* Part of a data file *
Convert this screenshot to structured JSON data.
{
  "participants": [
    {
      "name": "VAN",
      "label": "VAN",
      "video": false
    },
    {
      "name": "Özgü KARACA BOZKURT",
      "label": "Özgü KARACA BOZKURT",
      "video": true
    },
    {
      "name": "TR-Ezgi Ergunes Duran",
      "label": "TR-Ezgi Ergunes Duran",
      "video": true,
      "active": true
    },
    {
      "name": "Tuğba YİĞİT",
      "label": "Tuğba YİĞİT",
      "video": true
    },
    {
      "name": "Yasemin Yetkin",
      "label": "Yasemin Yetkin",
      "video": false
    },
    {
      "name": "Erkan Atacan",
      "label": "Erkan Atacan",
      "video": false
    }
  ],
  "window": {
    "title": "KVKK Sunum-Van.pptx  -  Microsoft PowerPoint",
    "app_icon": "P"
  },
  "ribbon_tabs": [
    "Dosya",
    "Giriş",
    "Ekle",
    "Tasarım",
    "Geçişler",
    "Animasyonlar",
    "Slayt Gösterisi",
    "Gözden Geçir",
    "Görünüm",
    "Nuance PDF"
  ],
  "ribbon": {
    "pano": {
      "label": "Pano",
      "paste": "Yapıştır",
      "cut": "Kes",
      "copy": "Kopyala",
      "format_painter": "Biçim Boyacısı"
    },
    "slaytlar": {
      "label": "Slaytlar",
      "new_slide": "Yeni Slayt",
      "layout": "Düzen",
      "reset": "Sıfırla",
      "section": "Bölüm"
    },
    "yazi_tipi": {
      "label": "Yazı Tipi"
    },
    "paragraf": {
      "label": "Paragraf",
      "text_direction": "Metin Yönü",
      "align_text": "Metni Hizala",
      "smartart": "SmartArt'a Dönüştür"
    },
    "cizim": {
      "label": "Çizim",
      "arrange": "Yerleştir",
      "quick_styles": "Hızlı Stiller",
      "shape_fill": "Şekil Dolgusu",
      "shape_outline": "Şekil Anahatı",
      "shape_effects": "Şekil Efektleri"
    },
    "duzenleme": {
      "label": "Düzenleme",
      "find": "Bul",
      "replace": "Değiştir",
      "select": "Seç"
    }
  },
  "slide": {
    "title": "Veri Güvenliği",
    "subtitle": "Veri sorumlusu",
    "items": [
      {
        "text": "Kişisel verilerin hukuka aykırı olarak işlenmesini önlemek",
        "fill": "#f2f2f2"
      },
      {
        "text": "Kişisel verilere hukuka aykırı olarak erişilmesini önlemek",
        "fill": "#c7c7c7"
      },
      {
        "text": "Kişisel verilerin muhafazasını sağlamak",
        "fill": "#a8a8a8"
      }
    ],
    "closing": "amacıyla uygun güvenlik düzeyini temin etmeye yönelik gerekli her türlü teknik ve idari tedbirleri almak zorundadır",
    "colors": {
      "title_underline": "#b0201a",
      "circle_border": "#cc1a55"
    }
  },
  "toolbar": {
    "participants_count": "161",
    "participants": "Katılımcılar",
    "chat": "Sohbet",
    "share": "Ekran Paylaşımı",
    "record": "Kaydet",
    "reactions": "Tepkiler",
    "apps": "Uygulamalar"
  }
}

* Exercise *
Show all lines from the listing above in which "label" appears.

* Correct result *
      "label": "VAN",
      "label": "Özgü KARACA BOZKURT",
      "label": "TR-Ezgi Ergunes Duran",
      "label": "Tuğba YİĞİT",
      "label": "Yasemin Yetkin",
      "label": "Erkan Atacan",
      "label": "Pano",
      "label": "Slaytlar",
      "label": "Yazı Tipi"
      "label": "Paragraf",
      "label": "Çizim",
      "label": "Düzenleme",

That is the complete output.